◆ **TASK REQUIREMENTS**: Write out the entries verbatim and leave the images out of the copy.

◆ **Collected data entries**:
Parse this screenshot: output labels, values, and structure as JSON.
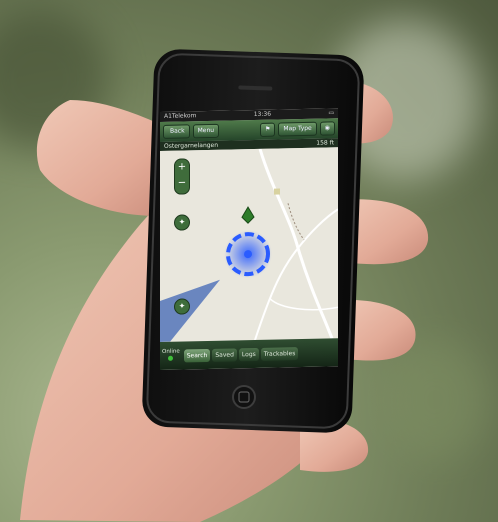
{
  "status_bar": {
    "carrier": "A1Telekom",
    "time": "13:36",
    "battery": ""
  },
  "toolbar": {
    "back": "Back",
    "menu": "Menu",
    "map_type": "Map Type"
  },
  "title_bar": {
    "title": "Ostergarnelangen",
    "distance": "158 ft"
  },
  "tabs": [
    {
      "label": "Search",
      "active": true
    },
    {
      "label": "Saved",
      "active": false
    },
    {
      "label": "Logs",
      "active": false
    },
    {
      "label": "Trackables",
      "active": false
    }
  ],
  "online": {
    "label": "Online"
  },
  "colors": {
    "toolbar_green": "#2f5534",
    "location_blue": "#2a5cff",
    "cache_green": "#2e7d2a",
    "map_bg": "#e9e7dd",
    "water_blue": "#6a86bf"
  },
  "icons": [
    "flag-icon",
    "location-icon",
    "geocache-marker-icon",
    "zoom-in-icon",
    "zoom-out-icon",
    "compass-icon",
    "home-button-icon"
  ]
}
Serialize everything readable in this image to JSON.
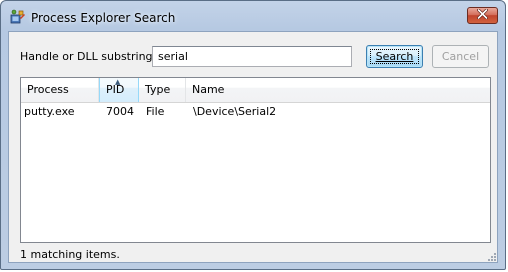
{
  "window": {
    "title": "Process Explorer Search"
  },
  "icons": {
    "app": "process-explorer-icon",
    "close": "close-icon",
    "sort": "sort-ascending-icon",
    "grip": "resize-grip-icon"
  },
  "search": {
    "label": "Handle or DLL substring:",
    "value": "serial",
    "search_button": "Search",
    "cancel_button": "Cancel"
  },
  "results": {
    "columns": [
      {
        "label": "Process"
      },
      {
        "label": "PID",
        "sorted": "ascending"
      },
      {
        "label": "Type"
      },
      {
        "label": "Name"
      }
    ],
    "rows": [
      {
        "process": "putty.exe",
        "pid": "7004",
        "type": "File",
        "name": "\\Device\\Serial2"
      }
    ]
  },
  "status": "1 matching items.",
  "colors": {
    "accent": "#3c7fb1",
    "title_bar": "#b6c9e2",
    "close_button": "#c0442e"
  }
}
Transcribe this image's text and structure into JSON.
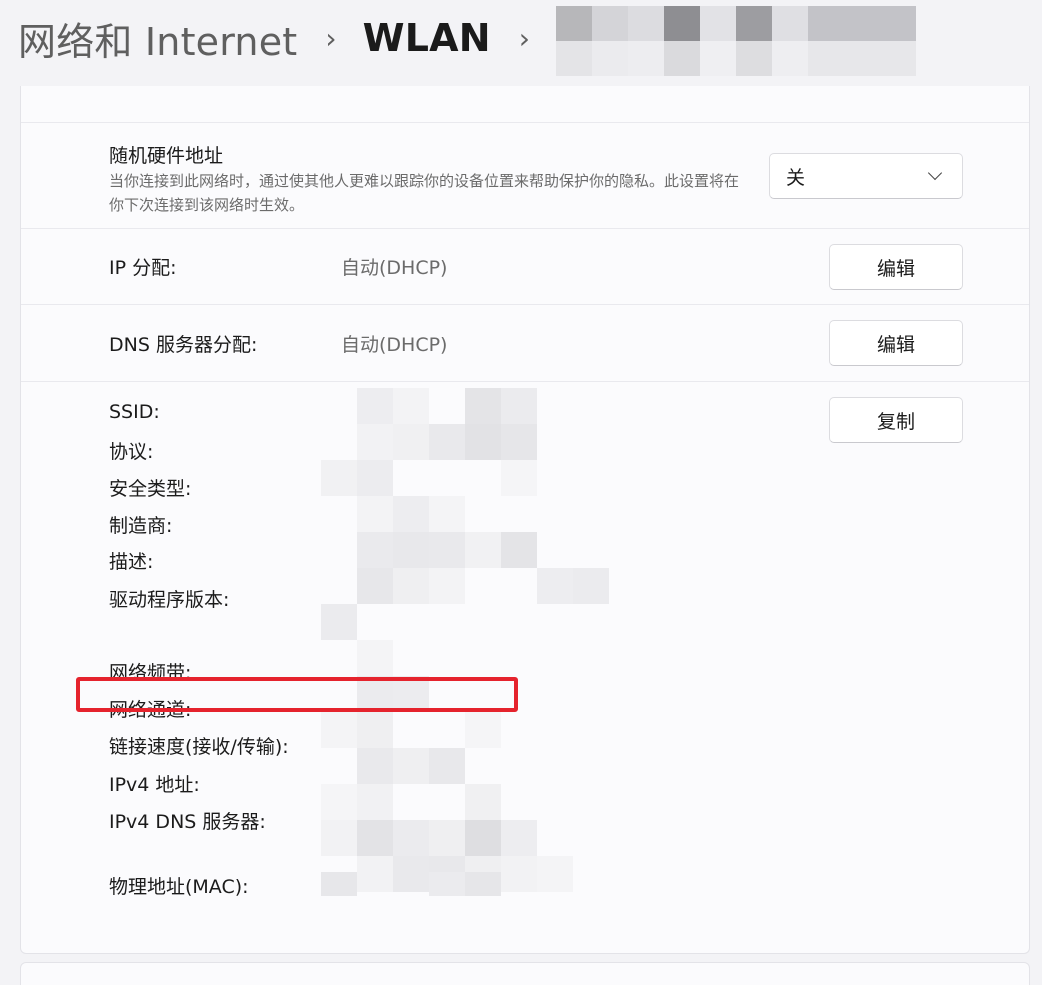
{
  "breadcrumb": {
    "items": [
      "网络和 Internet",
      "WLAN"
    ],
    "separator": "›"
  },
  "random_hardware": {
    "title": "随机硬件地址",
    "description": "当你连接到此网络时，通过使其他人更难以跟踪你的设备位置来帮助保护你的隐私。此设置将在你下次连接到该网络时生效。",
    "selected": "关"
  },
  "ip_assignment": {
    "label": "IP 分配:",
    "value": "自动(DHCP)",
    "button": "编辑"
  },
  "dns_assignment": {
    "label": "DNS 服务器分配:",
    "value": "自动(DHCP)",
    "button": "编辑"
  },
  "properties": {
    "copy_button": "复制",
    "labels": {
      "ssid": "SSID:",
      "protocol": "协议:",
      "security": "安全类型:",
      "manufacturer": "制造商:",
      "description": "描述:",
      "driver": "驱动程序版本:",
      "band": "网络频带:",
      "channel": "网络通道:",
      "speed": "链接速度(接收/传输):",
      "ipv4": "IPv4 地址:",
      "ipv4dns": "IPv4 DNS 服务器:",
      "mac": "物理地址(MAC):"
    }
  },
  "colors": {
    "highlight": "#e5232d",
    "card": "#fbfbfd"
  }
}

◆ **IN RESPONSE**:
Parse this screenshot: output labels, values, and structure as JSON.
{
  "status_bar": {
    "carrier": "A1Telekom",
    "time": "13:36",
    "battery": ""
  },
  "toolbar": {
    "back": "Back",
    "menu": "Menu",
    "map_type": "Map Type"
  },
  "title_bar": {
    "title": "Ostergarnelangen",
    "distance": "158 ft"
  },
  "tabs": [
    {
      "label": "Search",
      "active": true
    },
    {
      "label": "Saved",
      "active": false
    },
    {
      "label": "Logs",
      "active": false
    },
    {
      "label": "Trackables",
      "active": false
    }
  ],
  "online": {
    "label": "Online"
  },
  "colors": {
    "toolbar_green": "#2f5534",
    "location_blue": "#2a5cff",
    "cache_green": "#2e7d2a",
    "map_bg": "#e9e7dd",
    "water_blue": "#6a86bf"
  },
  "icons": [
    "flag-icon",
    "location-icon",
    "geocache-marker-icon",
    "zoom-in-icon",
    "zoom-out-icon",
    "compass-icon",
    "home-button-icon"
  ]
}
Serialize everything readable in this image to JSON.
{
  "window": {
    "title": "Process Explorer Search"
  },
  "icons": {
    "app": "process-explorer-icon",
    "close": "close-icon",
    "sort": "sort-ascending-icon",
    "grip": "resize-grip-icon"
  },
  "search": {
    "label": "Handle or DLL substring:",
    "value": "serial",
    "search_button": "Search",
    "cancel_button": "Cancel"
  },
  "results": {
    "columns": [
      {
        "label": "Process"
      },
      {
        "label": "PID",
        "sorted": "ascending"
      },
      {
        "label": "Type"
      },
      {
        "label": "Name"
      }
    ],
    "rows": [
      {
        "process": "putty.exe",
        "pid": "7004",
        "type": "File",
        "name": "\\Device\\Serial2"
      }
    ]
  },
  "status": "1 matching items.",
  "colors": {
    "accent": "#3c7fb1",
    "title_bar": "#b6c9e2",
    "close_button": "#c0442e"
  }
}
Transcribe this image's text and structure into JSON.
{
  "breadcrumb": {
    "items": [
      "网络和 Internet",
      "WLAN"
    ],
    "separator": "›"
  },
  "random_hardware": {
    "title": "随机硬件地址",
    "description": "当你连接到此网络时，通过使其他人更难以跟踪你的设备位置来帮助保护你的隐私。此设置将在你下次连接到该网络时生效。",
    "selected": "关"
  },
  "ip_assignment": {
    "label": "IP 分配:",
    "value": "自动(DHCP)",
    "button": "编辑"
  },
  "dns_assignment": {
    "label": "DNS 服务器分配:",
    "value": "自动(DHCP)",
    "button": "编辑"
  },
  "properties": {
    "copy_button": "复制",
    "labels": {
      "ssid": "SSID:",
      "protocol": "协议:",
      "security": "安全类型:",
      "manufacturer": "制造商:",
      "description": "描述:",
      "driver": "驱动程序版本:",
      "band": "网络频带:",
      "channel": "网络通道:",
      "speed": "链接速度(接收/传输):",
      "ipv4": "IPv4 地址:",
      "ipv4dns": "IPv4 DNS 服务器:",
      "mac": "物理地址(MAC):"
    }
  },
  "colors": {
    "highlight": "#e5232d",
    "card": "#fbfbfd"
  }
}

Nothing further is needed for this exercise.